[AIM OF THE EXERCISE]
Transcribe every entry word for word. Skip the pictures.

:: EXTRACTED DATA

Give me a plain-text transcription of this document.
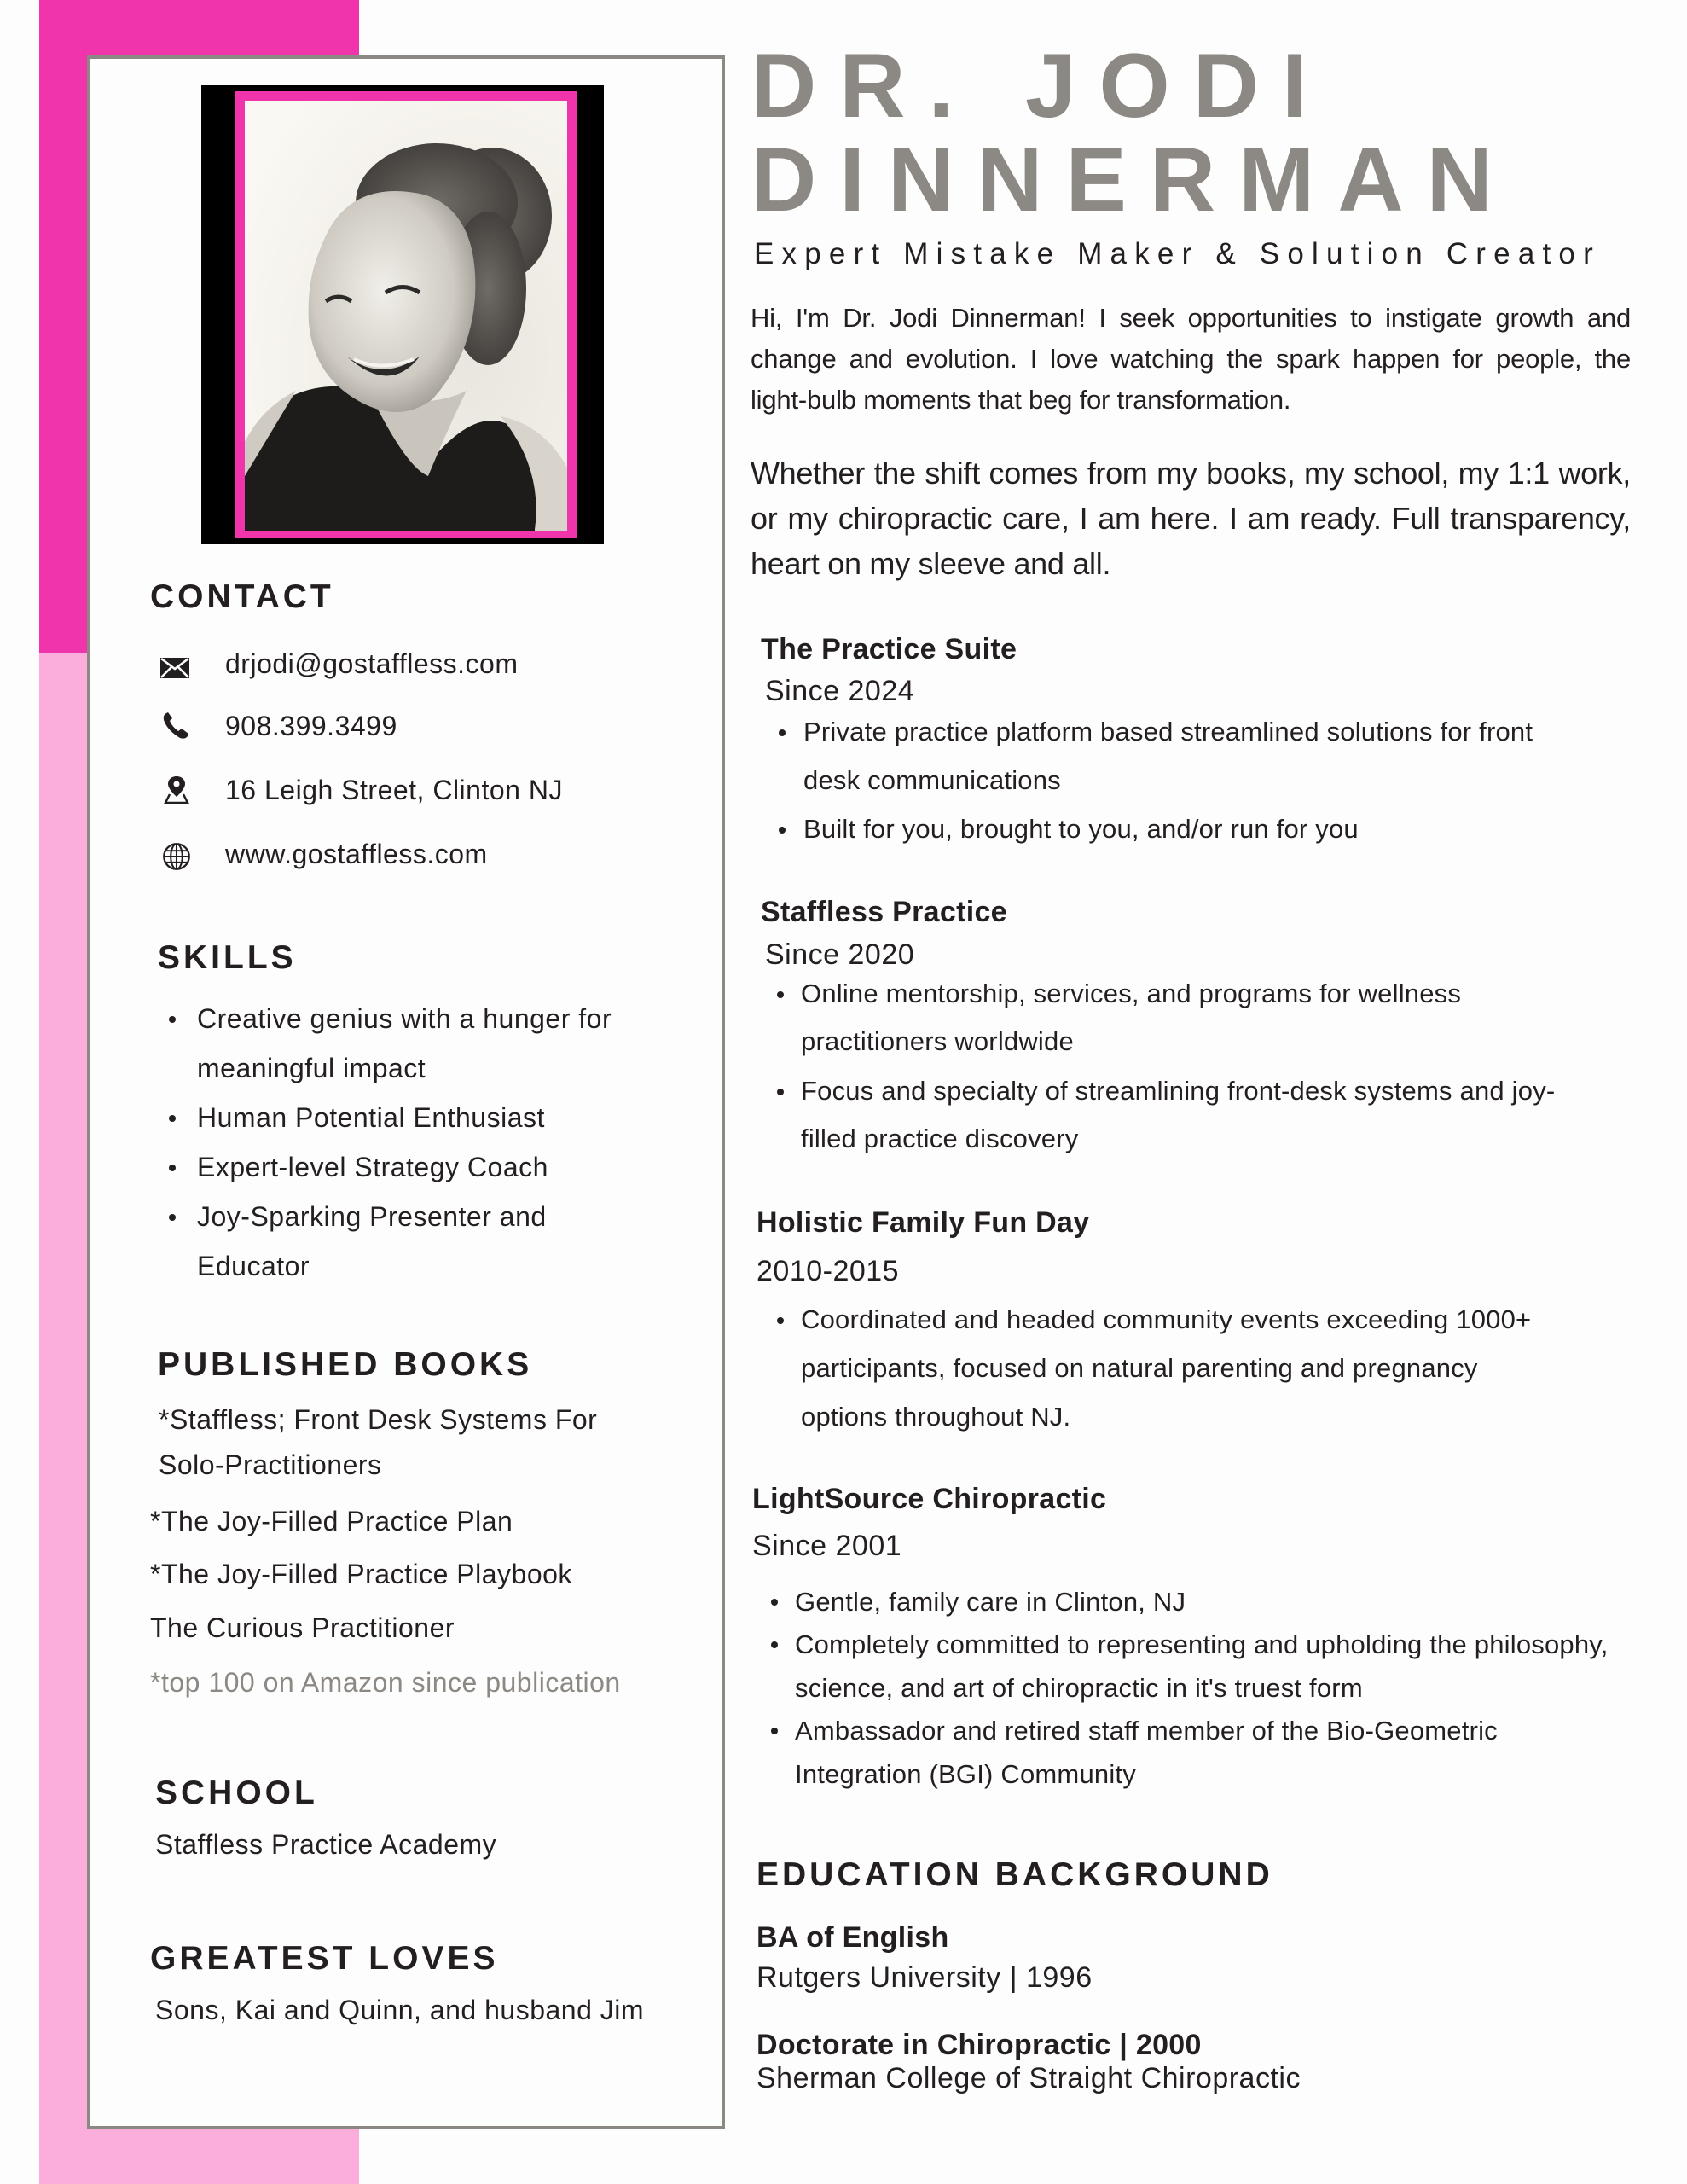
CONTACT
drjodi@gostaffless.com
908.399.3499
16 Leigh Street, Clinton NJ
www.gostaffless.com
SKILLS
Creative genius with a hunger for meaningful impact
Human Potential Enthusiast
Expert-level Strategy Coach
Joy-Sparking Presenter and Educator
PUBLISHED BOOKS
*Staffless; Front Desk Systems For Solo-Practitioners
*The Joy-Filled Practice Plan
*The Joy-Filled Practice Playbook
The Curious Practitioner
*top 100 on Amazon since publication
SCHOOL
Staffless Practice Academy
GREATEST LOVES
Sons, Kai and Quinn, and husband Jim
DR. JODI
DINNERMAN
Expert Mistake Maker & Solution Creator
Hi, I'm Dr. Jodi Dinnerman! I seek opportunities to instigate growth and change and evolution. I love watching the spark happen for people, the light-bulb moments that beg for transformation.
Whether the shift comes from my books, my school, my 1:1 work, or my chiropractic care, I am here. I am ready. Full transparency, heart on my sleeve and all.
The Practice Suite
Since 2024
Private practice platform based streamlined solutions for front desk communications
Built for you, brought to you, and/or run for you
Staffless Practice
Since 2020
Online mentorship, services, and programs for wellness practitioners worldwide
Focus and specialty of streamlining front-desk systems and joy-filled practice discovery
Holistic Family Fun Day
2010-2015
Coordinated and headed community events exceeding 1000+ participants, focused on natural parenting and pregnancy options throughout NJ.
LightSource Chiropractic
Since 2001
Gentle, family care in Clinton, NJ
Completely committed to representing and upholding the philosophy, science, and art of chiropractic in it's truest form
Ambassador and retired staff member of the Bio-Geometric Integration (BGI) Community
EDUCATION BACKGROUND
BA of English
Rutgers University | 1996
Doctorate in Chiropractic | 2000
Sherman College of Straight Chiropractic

::::

[FINAL RESULT]
Give me a plain-text transcription of this document.
CONTACT
drjodi@gostaffless.com
908.399.3499
16 Leigh Street, Clinton NJ
www.gostaffless.com
SKILLS
Creative genius with a hunger for meaningful impact
Human Potential Enthusiast
Expert-level Strategy Coach
Joy-Sparking Presenter and Educator
PUBLISHED BOOKS
*Staffless; Front Desk Systems For Solo-Practitioners
*The Joy-Filled Practice Plan
*The Joy-Filled Practice Playbook
The Curious Practitioner
*top 100 on Amazon since publication
SCHOOL
Staffless Practice Academy
GREATEST LOVES
Sons, Kai and Quinn, and husband Jim
DR. JODI
DINNERMAN
Expert Mistake Maker & Solution Creator
Hi, I'm Dr. Jodi Dinnerman! I seek opportunities to instigate growth and change and evolution. I love watching the spark happen for people, the light-bulb moments that beg for transformation.
Whether the shift comes from my books, my school, my 1:1 work, or my chiropractic care, I am here. I am ready. Full transparency, heart on my sleeve and all.
The Practice Suite
Since 2024
Private practice platform based streamlined solutions for front desk communications
Built for you, brought to you, and/or run for you
Staffless Practice
Since 2020
Online mentorship, services, and programs for wellness practitioners worldwide
Focus and specialty of streamlining front-desk systems and joy-filled practice discovery
Holistic Family Fun Day
2010-2015
Coordinated and headed community events exceeding 1000+ participants, focused on natural parenting and pregnancy options throughout NJ.
LightSource Chiropractic
Since 2001
Gentle, family care in Clinton, NJ
Completely committed to representing and upholding the philosophy, science, and art of chiropractic in it's truest form
Ambassador and retired staff member of the Bio-Geometric Integration (BGI) Community
EDUCATION BACKGROUND
BA of English
Rutgers University | 1996
Doctorate in Chiropractic | 2000
Sherman College of Straight Chiropractic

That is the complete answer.